> _Exercise prompt_
Count lines, not occurrences: report how many lines in the records hold the string "icon", and nothing else.

> _Data entries_
- - - - -

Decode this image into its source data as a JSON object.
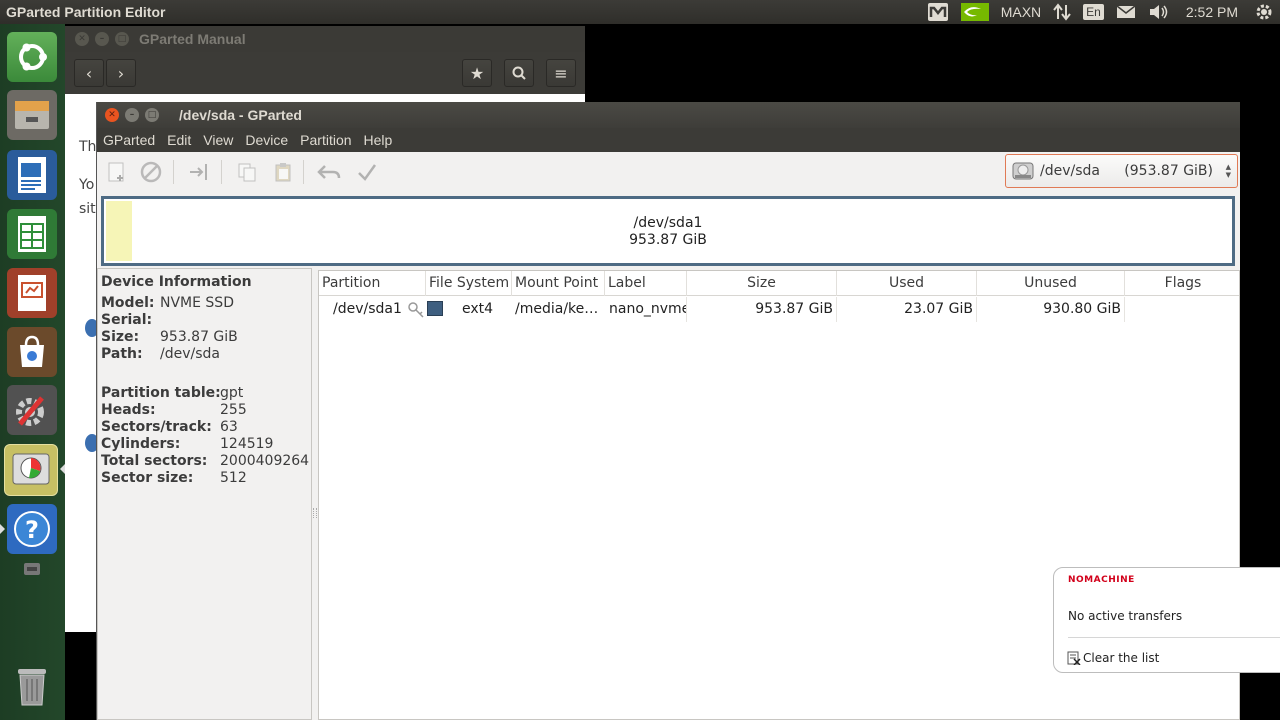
{
  "top_panel": {
    "app_title": "GParted Partition Editor",
    "power_mode": "MAXN",
    "keyboard_layout": "En",
    "clock": "2:52 PM"
  },
  "launcher": {
    "items": [
      "ubuntu-dash-icon",
      "files-icon",
      "writer-icon",
      "calc-icon",
      "impress-icon",
      "software-center-icon",
      "system-settings-icon",
      "gparted-icon",
      "help-icon",
      "drive-icon",
      "trash-icon"
    ]
  },
  "manual_window": {
    "title": "GParted Manual",
    "body_fragments": [
      "Th",
      "Yo",
      "sit"
    ]
  },
  "gparted": {
    "title": "/dev/sda - GParted",
    "menu": [
      "GParted",
      "Edit",
      "View",
      "Device",
      "Partition",
      "Help"
    ],
    "device_selector": {
      "name": "/dev/sda",
      "size": "(953.87 GiB)"
    },
    "disk_visual": {
      "partition": "/dev/sda1",
      "size": "953.87 GiB"
    },
    "device_info": {
      "heading": "Device Information",
      "rows": [
        {
          "label": "Model:",
          "value": "NVME SSD"
        },
        {
          "label": "Serial:",
          "value": ""
        },
        {
          "label": "Size:",
          "value": "953.87 GiB"
        },
        {
          "label": "Path:",
          "value": "/dev/sda"
        },
        {
          "label": "Partition table:",
          "value": "gpt"
        },
        {
          "label": "Heads:",
          "value": "255"
        },
        {
          "label": "Sectors/track:",
          "value": "63"
        },
        {
          "label": "Cylinders:",
          "value": "124519"
        },
        {
          "label": "Total sectors:",
          "value": "2000409264"
        },
        {
          "label": "Sector size:",
          "value": "512"
        }
      ]
    },
    "table": {
      "columns": [
        "Partition",
        "File System",
        "Mount Point",
        "Label",
        "Size",
        "Used",
        "Unused",
        "Flags"
      ],
      "rows": [
        {
          "partition": "/dev/sda1",
          "filesystem": "ext4",
          "fs_color": "#3f5f80",
          "mount_point": "/media/ke…",
          "label": "nano_nvme",
          "size": "953.87 GiB",
          "used": "23.07 GiB",
          "unused": "930.80 GiB",
          "flags": ""
        }
      ]
    }
  },
  "nomachine": {
    "brand": "NOMACHINE",
    "status": "No active transfers",
    "clear_label": "Clear the list"
  }
}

- - - - -

> _Response for this exercise_
11